##### Source text

2. Since visual documents often seek to move people towards a certain action (buying a product, attending an event, expressing a sentiment), an essay may analyze the rhetorical techniques used to accomplish this purpose. The thesis statement should reflect this goal.
The call-out flyer for the Purdue Rowing Team uses a mixture of dynamic imagery and tantalizing promises to create interest in potential, new members.
3. Rhetorical analysis can also easily lead to making original arguments. Performing the analysis may lead you to an argument; or vice versa, you may start with an argument and search for proof that supports it.
A close analysis of the female body images in the July 2007 issue of Cosmopolitan magazine reveals contradictions between the articles’ calls for self-esteem and the advertisements’ unrealistic, beauty demands.
These are merely suggestions. The best measure for what your focus and thesis statement should be the document itself and the demands of your writing situation. Remember that the main thrust of your thesis statement should be on how the document creates meaning and accomplishes its purposes. The OWl has additional information on writing thesis statements.
Analysis Order (Body Paragraphs)
Depending on the genre and size of the document under analysis, there are a number of logical ways to organize your body paragraphs. Below are a few possible options. Which ever you choose, the goal of your body paragraphs is to present parts of the document, give an extended analysis of how that part functions, and suggest how the part ties into a larger point (your thesis statement or goal).
This is the most straight-forward approach, but it can also be effective if done for a reason (as opposed to not being able to think of another way). For example, if you are analyzing a photo essay on the web or in a booklet, a chronological treatment allows you to present your insights in the same order that a viewer of the document experiences those images. It is likely that the images have been put in that order and juxtaposed for a reason, so this line of analysis can be easily integrated into the essay.
Be careful using chronological ordering when dealing with a document that contains a narrative (i.e. a television show or music video). Focusing on the chronological could easily lead you to plot summary which is not the point of a rhetorical analysis.
A spatial ordering covers the parts of a document in the order the eye is likely to scan them. This is different than chronological order, for that is dictated by pages or screens where spatial order concerns order amongst a single page or plane. There are no unwavering guidelines for this, but you can use the following general guidelines.

##########
##### Information supplied

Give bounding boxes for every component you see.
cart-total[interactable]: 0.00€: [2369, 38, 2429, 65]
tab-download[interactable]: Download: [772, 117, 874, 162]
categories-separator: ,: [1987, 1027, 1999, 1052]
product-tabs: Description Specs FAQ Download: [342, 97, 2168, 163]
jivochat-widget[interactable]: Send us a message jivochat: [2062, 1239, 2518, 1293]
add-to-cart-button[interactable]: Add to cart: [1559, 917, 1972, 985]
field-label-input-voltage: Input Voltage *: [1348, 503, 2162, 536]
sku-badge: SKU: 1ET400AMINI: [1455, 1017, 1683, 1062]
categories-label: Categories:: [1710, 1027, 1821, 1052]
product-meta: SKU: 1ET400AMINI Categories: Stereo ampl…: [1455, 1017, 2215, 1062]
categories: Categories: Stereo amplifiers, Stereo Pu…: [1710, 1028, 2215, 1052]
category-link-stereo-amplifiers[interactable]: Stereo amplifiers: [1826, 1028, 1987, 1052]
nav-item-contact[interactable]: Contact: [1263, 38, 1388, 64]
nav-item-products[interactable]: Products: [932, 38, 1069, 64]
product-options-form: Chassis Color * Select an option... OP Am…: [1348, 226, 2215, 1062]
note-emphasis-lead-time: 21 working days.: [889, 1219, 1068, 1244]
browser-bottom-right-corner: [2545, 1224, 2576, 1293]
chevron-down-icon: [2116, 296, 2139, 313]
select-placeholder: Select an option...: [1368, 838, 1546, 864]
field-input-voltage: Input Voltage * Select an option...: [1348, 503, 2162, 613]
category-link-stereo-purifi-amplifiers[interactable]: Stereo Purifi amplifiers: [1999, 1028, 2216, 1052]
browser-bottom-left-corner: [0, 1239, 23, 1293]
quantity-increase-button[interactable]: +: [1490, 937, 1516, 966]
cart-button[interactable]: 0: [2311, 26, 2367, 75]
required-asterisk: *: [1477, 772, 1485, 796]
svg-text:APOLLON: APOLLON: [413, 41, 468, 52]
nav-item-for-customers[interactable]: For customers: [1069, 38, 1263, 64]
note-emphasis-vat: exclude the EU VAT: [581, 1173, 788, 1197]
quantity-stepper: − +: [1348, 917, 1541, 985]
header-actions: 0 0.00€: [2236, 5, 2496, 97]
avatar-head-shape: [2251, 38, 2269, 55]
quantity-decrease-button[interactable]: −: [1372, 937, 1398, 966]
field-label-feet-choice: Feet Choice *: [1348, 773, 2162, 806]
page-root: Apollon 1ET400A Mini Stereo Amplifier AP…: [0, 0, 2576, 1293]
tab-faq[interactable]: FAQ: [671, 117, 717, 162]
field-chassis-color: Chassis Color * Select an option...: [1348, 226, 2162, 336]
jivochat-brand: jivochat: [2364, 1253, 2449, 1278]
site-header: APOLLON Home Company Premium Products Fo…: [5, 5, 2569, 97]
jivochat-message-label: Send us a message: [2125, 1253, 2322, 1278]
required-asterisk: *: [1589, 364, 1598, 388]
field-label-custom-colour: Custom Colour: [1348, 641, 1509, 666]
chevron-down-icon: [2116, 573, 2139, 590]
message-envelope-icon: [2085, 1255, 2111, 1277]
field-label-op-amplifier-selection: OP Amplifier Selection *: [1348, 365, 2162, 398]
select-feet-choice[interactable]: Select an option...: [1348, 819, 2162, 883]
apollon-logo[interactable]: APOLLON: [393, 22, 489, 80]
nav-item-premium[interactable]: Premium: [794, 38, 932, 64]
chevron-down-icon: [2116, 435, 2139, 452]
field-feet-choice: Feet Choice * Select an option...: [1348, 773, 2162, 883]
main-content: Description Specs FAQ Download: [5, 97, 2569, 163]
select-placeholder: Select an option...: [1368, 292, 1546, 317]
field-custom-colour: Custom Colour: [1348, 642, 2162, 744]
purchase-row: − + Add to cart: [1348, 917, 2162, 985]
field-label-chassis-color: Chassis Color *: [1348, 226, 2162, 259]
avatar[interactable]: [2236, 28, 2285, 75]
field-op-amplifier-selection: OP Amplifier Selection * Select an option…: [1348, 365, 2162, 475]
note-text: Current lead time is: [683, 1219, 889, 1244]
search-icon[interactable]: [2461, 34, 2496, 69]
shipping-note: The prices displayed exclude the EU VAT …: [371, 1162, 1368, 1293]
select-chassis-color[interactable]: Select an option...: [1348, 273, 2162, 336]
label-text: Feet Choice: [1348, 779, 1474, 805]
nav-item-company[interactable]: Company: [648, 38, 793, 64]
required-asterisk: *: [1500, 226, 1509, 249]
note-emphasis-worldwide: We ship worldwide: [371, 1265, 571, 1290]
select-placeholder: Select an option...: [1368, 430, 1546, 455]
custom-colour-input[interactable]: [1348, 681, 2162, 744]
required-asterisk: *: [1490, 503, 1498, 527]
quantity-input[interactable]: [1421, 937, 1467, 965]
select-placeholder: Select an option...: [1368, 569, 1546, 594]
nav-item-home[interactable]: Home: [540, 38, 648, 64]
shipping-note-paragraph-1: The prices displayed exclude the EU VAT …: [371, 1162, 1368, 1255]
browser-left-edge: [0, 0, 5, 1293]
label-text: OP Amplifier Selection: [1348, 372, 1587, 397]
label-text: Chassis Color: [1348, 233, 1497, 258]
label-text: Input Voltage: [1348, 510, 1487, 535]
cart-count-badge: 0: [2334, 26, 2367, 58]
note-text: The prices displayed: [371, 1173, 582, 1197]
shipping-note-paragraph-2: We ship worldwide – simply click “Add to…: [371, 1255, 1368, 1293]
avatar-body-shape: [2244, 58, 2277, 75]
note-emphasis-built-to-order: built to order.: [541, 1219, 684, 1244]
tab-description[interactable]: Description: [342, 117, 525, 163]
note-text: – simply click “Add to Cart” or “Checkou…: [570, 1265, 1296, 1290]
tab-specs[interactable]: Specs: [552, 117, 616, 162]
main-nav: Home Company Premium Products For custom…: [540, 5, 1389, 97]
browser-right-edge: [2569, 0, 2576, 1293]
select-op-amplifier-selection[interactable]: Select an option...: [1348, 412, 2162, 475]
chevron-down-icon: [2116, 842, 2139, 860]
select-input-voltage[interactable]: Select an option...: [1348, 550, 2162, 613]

##########

◆ **Apply what you read**:
[A] Summarize the text on writing a rhetorical analysis in two sentences.
[B] According to the text on writing a rhetorical analysis, what can focusing on chronology lead to when the document contains a narrative?

◆ **Solutions per task**:
[A] The text describes possible thesis statements for a rhetorical analysis, such as analyzing the techniques a visual document uses to move people toward an action or building an original argument. It stresses that the thesis should focus on how the document creates meaning and accomplishes its purposes, and it presents ways to order body paragraphs: chronological order, which can follow a viewer's experience but risks plot summary with narratives, and spatial order, which follows how the eye scans a single page.

[B] It can easily lead to plot summary, which is not the point of a rhetorical analysis.